[begin Data section]
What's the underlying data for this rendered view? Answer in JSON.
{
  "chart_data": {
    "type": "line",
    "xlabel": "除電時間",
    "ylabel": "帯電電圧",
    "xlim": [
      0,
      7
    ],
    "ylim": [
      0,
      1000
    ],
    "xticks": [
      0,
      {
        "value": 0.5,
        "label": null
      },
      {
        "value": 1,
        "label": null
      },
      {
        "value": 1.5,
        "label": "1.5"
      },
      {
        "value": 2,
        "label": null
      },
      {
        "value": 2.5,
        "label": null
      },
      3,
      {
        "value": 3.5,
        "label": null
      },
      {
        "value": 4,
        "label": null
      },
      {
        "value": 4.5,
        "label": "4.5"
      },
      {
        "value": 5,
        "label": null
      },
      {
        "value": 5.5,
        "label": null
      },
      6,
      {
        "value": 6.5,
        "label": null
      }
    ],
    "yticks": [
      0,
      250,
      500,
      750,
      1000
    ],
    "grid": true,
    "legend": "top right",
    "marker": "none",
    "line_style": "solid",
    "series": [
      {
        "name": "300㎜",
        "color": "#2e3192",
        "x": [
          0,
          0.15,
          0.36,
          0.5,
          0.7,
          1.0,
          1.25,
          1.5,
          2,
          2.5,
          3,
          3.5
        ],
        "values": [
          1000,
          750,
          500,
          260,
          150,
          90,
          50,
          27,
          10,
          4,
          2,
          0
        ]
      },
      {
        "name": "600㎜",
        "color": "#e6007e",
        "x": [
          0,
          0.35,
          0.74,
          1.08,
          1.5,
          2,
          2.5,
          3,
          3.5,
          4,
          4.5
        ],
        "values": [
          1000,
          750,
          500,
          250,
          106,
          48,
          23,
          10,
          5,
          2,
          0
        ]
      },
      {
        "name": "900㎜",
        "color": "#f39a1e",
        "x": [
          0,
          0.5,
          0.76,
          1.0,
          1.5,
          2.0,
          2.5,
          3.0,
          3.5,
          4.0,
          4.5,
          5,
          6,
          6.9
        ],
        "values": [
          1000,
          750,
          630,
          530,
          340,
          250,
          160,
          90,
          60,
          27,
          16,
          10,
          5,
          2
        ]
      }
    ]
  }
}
[end Data section]
▶ [Description of the task]
Retype the data exactly as given.

▶ [Response to this task]
What's the underlying data for this rendered view? Answer in JSON.
{
  "chart_data": {
    "type": "line",
    "xlabel": "除電時間",
    "ylabel": "帯電電圧",
    "xlim": [
      0,
      7
    ],
    "ylim": [
      0,
      1000
    ],
    "xticks": [
      0,
      {
        "value": 0.5,
        "label": null
      },
      {
        "value": 1,
        "label": null
      },
      {
        "value": 1.5,
        "label": "1.5"
      },
      {
        "value": 2,
        "label": null
      },
      {
        "value": 2.5,
        "label": null
      },
      3,
      {
        "value": 3.5,
        "label": null
      },
      {
        "value": 4,
        "label": null
      },
      {
        "value": 4.5,
        "label": "4.5"
      },
      {
        "value": 5,
        "label": null
      },
      {
        "value": 5.5,
        "label": null
      },
      6,
      {
        "value": 6.5,
        "label": null
      }
    ],
    "yticks": [
      0,
      250,
      500,
      750,
      1000
    ],
    "grid": true,
    "legend": "top right",
    "marker": "none",
    "line_style": "solid",
    "series": [
      {
        "name": "300㎜",
        "color": "#2e3192",
        "x": [
          0,
          0.15,
          0.36,
          0.5,
          0.7,
          1.0,
          1.25,
          1.5,
          2,
          2.5,
          3,
          3.5
        ],
        "values": [
          1000,
          750,
          500,
          260,
          150,
          90,
          50,
          27,
          10,
          4,
          2,
          0
        ]
      },
      {
        "name": "600㎜",
        "color": "#e6007e",
        "x": [
          0,
          0.35,
          0.74,
          1.08,
          1.5,
          2,
          2.5,
          3,
          3.5,
          4,
          4.5
        ],
        "values": [
          1000,
          750,
          500,
          250,
          106,
          48,
          23,
          10,
          5,
          2,
          0
        ]
      },
      {
        "name": "900㎜",
        "color": "#f39a1e",
        "x": [
          0,
          0.5,
          0.76,
          1.0,
          1.5,
          2.0,
          2.5,
          3.0,
          3.5,
          4.0,
          4.5,
          5,
          6,
          6.9
        ],
        "values": [
          1000,
          750,
          630,
          530,
          340,
          250,
          160,
          90,
          60,
          27,
          16,
          10,
          5,
          2
        ]
      }
    ]
  }
}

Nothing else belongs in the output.